Provided records
-=-=-=-=-

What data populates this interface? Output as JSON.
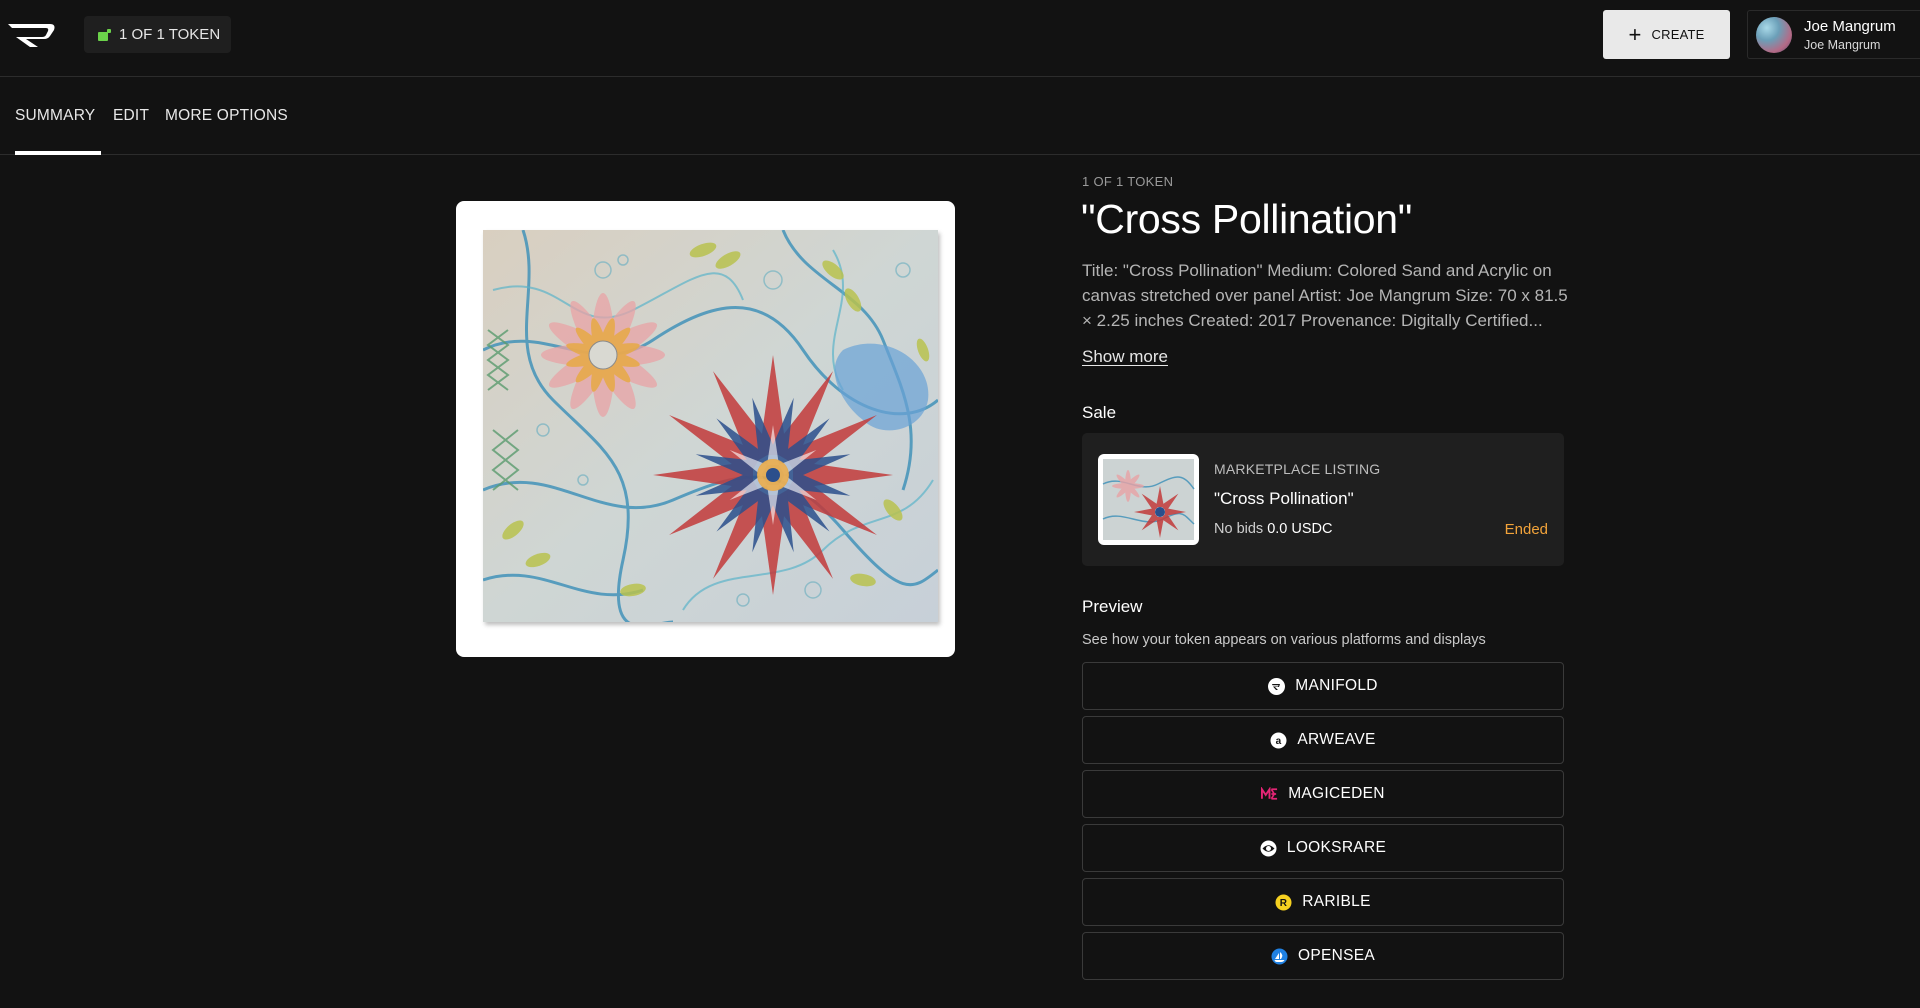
{
  "topbar": {
    "token_chip": "1 OF 1 TOKEN",
    "create_label": "CREATE",
    "user": {
      "name": "Joe Mangrum",
      "handle": "Joe Mangrum"
    }
  },
  "tabs": [
    {
      "label": "SUMMARY",
      "active": true
    },
    {
      "label": "EDIT",
      "active": false
    },
    {
      "label": "MORE OPTIONS",
      "active": false
    }
  ],
  "token": {
    "eyebrow": "1 OF 1 TOKEN",
    "title": "\"Cross Pollination\"",
    "description": "Title: \"Cross Pollination\" Medium: Colored Sand and Acrylic on canvas stretched over panel Artist: Joe Mangrum Size: 70 x 81.5 × 2.25 inches Created: 2017 Provenance: Digitally Certified...",
    "show_more": "Show more"
  },
  "sale": {
    "heading": "Sale",
    "listing_type": "MARKETPLACE LISTING",
    "listing_title": "\"Cross Pollination\"",
    "bids_label": "No bids",
    "price": "0.0 USDC",
    "status": "Ended"
  },
  "preview": {
    "heading": "Preview",
    "description": "See how your token appears on various platforms and displays",
    "platforms": [
      {
        "label": "MANIFOLD",
        "icon": "manifold-icon"
      },
      {
        "label": "ARWEAVE",
        "icon": "arweave-icon"
      },
      {
        "label": "MAGICEDEN",
        "icon": "magiceden-icon"
      },
      {
        "label": "LOOKSRARE",
        "icon": "looksrare-icon"
      },
      {
        "label": "RARIBLE",
        "icon": "rarible-icon"
      },
      {
        "label": "OPENSEA",
        "icon": "opensea-icon"
      }
    ]
  },
  "colors": {
    "background": "#121212",
    "card": "#1f1f1f",
    "status_ended": "#f2a33a",
    "chip_green": "#6bd24a"
  }
}
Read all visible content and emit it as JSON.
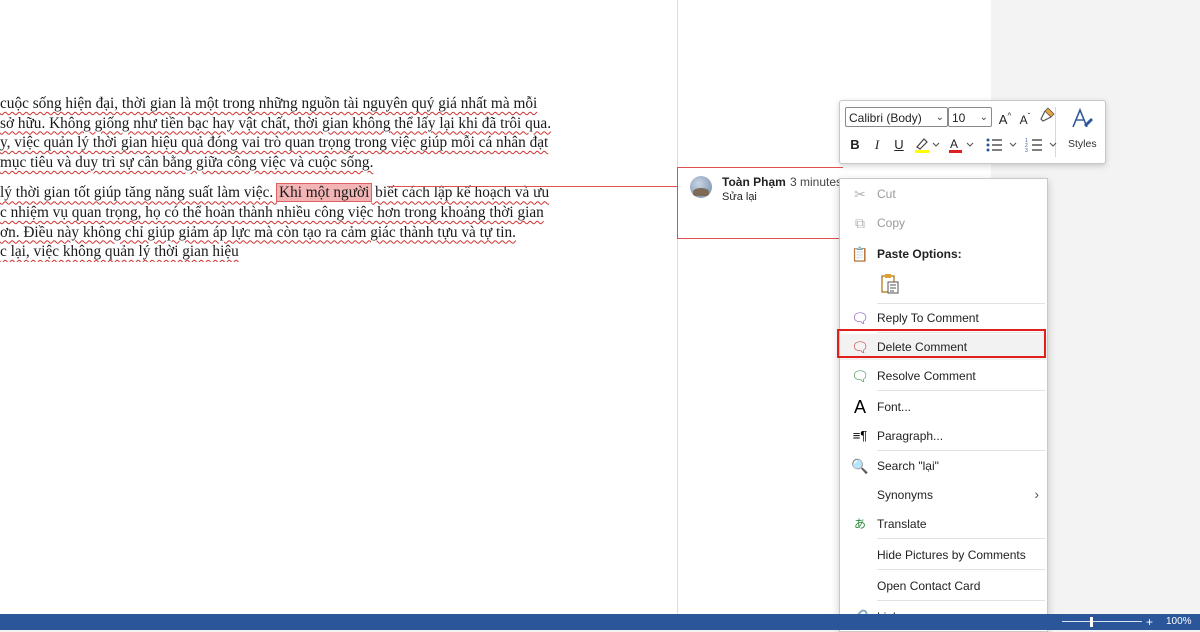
{
  "document": {
    "paragraphs": [
      [
        "cuộc sống hiện đại, thời gian là một trong những nguồn tài nguyên quý giá nhất mà mỗi",
        "sở hữu. Không giống như tiền bạc hay vật chất, thời gian không thể lấy lại khi đã trôi qua.",
        "y, việc quản lý thời gian hiệu quả đóng vai trò quan trọng trong việc giúp mỗi cá nhân đạt",
        "mục tiêu và duy trì sự cân bằng giữa công việc và cuộc sống."
      ]
    ],
    "p2_line1_before": "lý thời gian tốt giúp tăng năng suất làm việc. ",
    "p2_line1_highlight": "Khi một người",
    "p2_line1_after": " biết cách lập kế hoạch và ưu",
    "p2_lines": [
      "c nhiệm vụ quan trọng, họ có thể hoàn thành nhiều công việc hơn trong khoảng thời gian",
      "ơn. Điều này không chỉ giúp giảm áp lực mà còn tạo ra cảm giác thành tựu và tự tin.",
      "c lại, việc không quản lý thời gian hiệu"
    ]
  },
  "comment": {
    "author": "Toàn Phạm",
    "time": "3 minutes",
    "text": "Sửa lại"
  },
  "mini_toolbar": {
    "font_name": "Calibri (Body)",
    "font_size": "10",
    "grow_font": "A^",
    "shrink_font": "Aˇ",
    "bold": "B",
    "italic": "I",
    "underline": "U",
    "styles_label": "Styles",
    "highlight_color": "#ffff00",
    "font_color": "#e02020"
  },
  "context_menu": {
    "cut": "Cut",
    "copy": "Copy",
    "paste_options": "Paste Options:",
    "reply": "Reply To Comment",
    "delete": "Delete Comment",
    "resolve": "Resolve Comment",
    "font": "Font...",
    "paragraph": "Paragraph...",
    "search": "Search \"lại\"",
    "synonyms": "Synonyms",
    "translate": "Translate",
    "hide_pictures": "Hide Pictures by Comments",
    "open_contact": "Open Contact Card",
    "link": "Link"
  },
  "status_bar": {
    "zoom": "100%",
    "zoom_in": "+",
    "color": "#2b579a"
  }
}
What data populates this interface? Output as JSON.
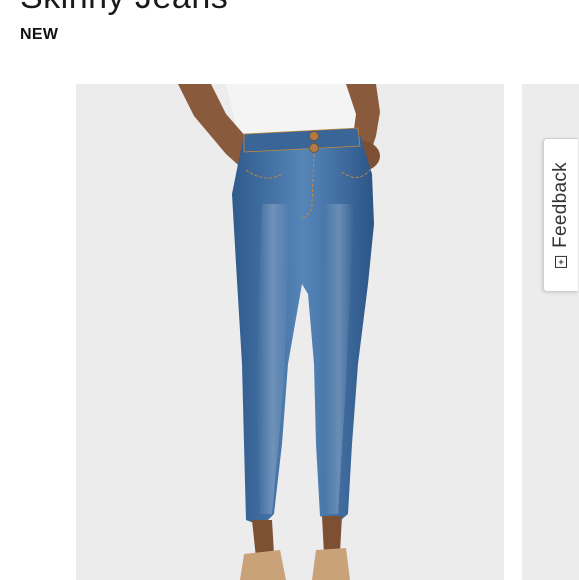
{
  "product": {
    "title": "Skinny Jeans",
    "badge": "NEW"
  },
  "feedback_tab": {
    "label": "Feedback",
    "icon": "feedback-plus-icon",
    "icon_glyph": "+"
  },
  "gallery": {
    "main_image_alt": "high waisted skinny jeans",
    "next_image_alt": "next product image"
  },
  "colors": {
    "denim": "#3f6b9f",
    "image_bg": "#ececec",
    "text": "#1a1a1a"
  }
}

-=-=-=-=-

Within the listing above, copy each line that has the string "việc".

        "y, việc quản lý thời gian hiệu quả đóng vai trò quan trọng trong việc giúp mỗi cá nhân đạt",
        "mục tiêu và duy trì sự cân bằng giữa công việc và cuộc sống."
    "p2_line1_before": "lý thời gian tốt giúp tăng năng suất làm việc. ",
      "c nhiệm vụ quan trọng, họ có thể hoàn thành nhiều công việc hơn trong khoảng thời gian",
      "c lại, việc không quản lý thời gian hiệu"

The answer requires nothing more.